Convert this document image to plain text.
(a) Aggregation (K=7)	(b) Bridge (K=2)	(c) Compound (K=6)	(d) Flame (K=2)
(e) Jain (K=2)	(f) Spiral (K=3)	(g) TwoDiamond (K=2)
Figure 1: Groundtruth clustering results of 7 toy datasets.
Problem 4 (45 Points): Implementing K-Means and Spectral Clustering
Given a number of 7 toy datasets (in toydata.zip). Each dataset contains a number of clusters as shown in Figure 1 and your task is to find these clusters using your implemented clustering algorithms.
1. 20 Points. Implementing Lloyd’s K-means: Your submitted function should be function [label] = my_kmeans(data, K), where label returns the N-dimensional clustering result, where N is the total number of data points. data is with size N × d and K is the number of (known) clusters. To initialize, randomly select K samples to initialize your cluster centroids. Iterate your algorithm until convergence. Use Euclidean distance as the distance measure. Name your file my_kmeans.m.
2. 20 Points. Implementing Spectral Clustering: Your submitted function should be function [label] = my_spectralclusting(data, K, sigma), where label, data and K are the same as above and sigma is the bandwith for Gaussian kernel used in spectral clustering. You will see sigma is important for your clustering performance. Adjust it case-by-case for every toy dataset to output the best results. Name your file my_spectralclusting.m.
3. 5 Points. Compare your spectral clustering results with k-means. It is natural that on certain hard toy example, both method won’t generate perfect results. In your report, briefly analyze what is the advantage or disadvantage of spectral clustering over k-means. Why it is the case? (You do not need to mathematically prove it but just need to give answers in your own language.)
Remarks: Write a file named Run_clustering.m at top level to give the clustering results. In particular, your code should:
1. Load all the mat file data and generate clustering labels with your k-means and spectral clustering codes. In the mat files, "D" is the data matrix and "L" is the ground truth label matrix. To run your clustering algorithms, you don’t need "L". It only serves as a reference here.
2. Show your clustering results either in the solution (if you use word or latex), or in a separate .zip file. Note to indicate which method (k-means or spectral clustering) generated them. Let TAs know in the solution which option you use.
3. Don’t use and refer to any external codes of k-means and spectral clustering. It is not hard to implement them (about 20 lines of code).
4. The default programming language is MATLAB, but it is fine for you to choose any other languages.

* * *

▶ Written problem
Across the records, count the lines holding the string "datasets". Give the number and stop.

▶ Exercise output
2